• **Written problem**
Rewrite the entries from the start of the entries through the line containing "- svg-text:Plan TMA", renaming "svg-text" to "text-label" and leaving everything else unchanged.

Collected data entries
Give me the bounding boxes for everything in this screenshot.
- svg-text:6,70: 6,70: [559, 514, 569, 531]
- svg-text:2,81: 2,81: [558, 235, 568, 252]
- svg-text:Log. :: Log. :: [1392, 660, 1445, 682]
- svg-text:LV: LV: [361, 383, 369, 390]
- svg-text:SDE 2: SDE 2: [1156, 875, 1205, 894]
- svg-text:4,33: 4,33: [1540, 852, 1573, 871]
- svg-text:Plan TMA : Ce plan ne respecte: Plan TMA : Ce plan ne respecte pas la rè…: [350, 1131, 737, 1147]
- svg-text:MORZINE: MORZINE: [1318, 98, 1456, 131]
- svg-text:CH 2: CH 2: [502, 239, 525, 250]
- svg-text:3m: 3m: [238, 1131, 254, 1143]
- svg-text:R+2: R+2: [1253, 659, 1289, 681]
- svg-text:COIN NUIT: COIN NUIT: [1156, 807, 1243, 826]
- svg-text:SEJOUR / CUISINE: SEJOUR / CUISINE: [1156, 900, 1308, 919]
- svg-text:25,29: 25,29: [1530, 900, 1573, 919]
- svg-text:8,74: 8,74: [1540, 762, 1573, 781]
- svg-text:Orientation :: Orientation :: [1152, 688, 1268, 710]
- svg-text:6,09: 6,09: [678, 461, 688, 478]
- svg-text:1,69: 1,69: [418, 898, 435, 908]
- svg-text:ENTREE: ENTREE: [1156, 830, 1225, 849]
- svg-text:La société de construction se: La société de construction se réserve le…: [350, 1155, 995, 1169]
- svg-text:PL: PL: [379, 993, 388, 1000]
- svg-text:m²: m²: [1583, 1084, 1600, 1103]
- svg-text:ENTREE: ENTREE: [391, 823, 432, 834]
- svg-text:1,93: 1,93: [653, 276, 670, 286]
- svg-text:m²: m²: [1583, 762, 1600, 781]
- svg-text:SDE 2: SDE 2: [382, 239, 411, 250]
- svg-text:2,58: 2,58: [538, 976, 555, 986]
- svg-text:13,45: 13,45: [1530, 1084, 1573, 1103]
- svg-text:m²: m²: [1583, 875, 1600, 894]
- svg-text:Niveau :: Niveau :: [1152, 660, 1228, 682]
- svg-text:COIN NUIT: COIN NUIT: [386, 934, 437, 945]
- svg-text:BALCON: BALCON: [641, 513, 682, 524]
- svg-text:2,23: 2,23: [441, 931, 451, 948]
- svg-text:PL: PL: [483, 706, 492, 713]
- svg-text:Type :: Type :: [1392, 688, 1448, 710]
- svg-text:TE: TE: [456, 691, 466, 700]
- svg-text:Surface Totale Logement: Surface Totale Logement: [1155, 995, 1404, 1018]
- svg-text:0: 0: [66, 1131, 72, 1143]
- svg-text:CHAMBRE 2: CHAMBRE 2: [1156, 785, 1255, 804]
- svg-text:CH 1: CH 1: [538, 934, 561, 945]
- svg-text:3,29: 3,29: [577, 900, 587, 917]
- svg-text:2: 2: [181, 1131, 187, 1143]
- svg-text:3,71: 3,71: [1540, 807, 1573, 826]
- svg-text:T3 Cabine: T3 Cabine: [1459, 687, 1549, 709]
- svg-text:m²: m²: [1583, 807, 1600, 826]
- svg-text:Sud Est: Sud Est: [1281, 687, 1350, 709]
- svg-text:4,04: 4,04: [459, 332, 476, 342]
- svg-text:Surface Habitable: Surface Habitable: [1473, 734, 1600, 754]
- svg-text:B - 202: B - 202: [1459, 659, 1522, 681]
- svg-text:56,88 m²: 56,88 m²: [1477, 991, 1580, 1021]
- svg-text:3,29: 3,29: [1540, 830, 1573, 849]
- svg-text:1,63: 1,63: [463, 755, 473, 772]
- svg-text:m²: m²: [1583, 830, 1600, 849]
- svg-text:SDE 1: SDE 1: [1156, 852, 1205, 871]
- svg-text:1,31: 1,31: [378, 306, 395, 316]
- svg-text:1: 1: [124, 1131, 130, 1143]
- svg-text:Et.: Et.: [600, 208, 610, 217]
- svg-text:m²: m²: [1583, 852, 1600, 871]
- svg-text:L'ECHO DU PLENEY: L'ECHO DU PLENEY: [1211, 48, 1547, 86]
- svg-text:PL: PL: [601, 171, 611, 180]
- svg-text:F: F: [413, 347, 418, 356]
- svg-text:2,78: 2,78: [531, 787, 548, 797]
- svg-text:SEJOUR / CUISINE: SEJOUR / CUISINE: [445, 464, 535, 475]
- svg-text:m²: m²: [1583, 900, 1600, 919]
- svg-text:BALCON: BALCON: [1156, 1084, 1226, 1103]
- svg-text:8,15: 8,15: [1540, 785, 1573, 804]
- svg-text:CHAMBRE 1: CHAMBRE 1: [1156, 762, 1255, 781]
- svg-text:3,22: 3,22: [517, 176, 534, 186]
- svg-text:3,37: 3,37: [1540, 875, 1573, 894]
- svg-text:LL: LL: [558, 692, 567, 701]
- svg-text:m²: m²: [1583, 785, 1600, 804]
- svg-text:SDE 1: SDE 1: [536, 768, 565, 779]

• **Answer for this exercise**
Give me the bounding boxes for everything in this screenshot.
- text-label:6,70: 6,70: [559, 514, 569, 531]
- text-label:2,81: 2,81: [558, 235, 568, 252]
- text-label:Log. :: Log. :: [1392, 660, 1445, 682]
- text-label:LV: LV: [361, 383, 369, 390]
- text-label:SDE 2: SDE 2: [1156, 875, 1205, 894]
- text-label:4,33: 4,33: [1540, 852, 1573, 871]
- text-label:Plan TMA : Ce plan ne respecte: Plan TMA : Ce plan ne respecte pas la rè…: [350, 1131, 737, 1147]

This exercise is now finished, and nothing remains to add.